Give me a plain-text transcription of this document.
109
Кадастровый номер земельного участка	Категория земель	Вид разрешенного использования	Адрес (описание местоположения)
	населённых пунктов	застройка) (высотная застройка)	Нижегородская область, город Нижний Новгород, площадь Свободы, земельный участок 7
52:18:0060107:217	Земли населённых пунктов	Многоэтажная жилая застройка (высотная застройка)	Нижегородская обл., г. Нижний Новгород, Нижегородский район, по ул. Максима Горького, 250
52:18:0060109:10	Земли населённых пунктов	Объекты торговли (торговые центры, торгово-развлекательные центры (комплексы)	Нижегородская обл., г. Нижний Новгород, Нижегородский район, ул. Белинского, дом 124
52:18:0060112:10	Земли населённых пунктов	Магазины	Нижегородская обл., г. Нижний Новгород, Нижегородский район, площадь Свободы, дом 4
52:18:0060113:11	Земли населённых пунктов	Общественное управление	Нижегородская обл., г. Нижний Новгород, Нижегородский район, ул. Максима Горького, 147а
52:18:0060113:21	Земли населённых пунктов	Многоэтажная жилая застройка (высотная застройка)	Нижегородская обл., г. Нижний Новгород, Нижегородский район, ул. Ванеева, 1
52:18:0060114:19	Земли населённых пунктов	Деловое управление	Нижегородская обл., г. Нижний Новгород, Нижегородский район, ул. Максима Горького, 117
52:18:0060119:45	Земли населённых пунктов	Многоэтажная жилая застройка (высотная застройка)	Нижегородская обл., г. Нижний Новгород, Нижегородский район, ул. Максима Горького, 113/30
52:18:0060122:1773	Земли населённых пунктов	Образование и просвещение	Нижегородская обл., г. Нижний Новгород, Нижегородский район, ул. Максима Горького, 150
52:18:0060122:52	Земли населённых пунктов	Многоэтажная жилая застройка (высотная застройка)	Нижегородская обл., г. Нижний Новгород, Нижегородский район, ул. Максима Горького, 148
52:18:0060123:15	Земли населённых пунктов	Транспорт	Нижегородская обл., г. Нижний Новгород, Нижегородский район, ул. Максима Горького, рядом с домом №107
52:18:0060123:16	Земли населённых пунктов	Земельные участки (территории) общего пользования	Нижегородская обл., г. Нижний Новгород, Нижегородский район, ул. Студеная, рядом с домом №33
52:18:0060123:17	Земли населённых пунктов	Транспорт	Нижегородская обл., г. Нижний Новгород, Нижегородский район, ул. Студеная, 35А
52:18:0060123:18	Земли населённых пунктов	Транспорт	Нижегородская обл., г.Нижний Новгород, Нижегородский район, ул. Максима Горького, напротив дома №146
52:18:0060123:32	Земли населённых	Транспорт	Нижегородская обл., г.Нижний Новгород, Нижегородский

# What the exercise asks:
In the listing above, find the lines holding the word "Студеная" and copy them.

# Answer to this task:
52:18:0060123:16	Земли населённых пунктов	Земельные участки (территории) общего пользования	Нижегородская обл., г. Нижний Новгород, Нижегородский район, ул. Студеная, рядом с домом №33
52:18:0060123:17	Земли населённых пунктов	Транспорт	Нижегородская обл., г. Нижний Новгород, Нижегородский район, ул. Студеная, 35А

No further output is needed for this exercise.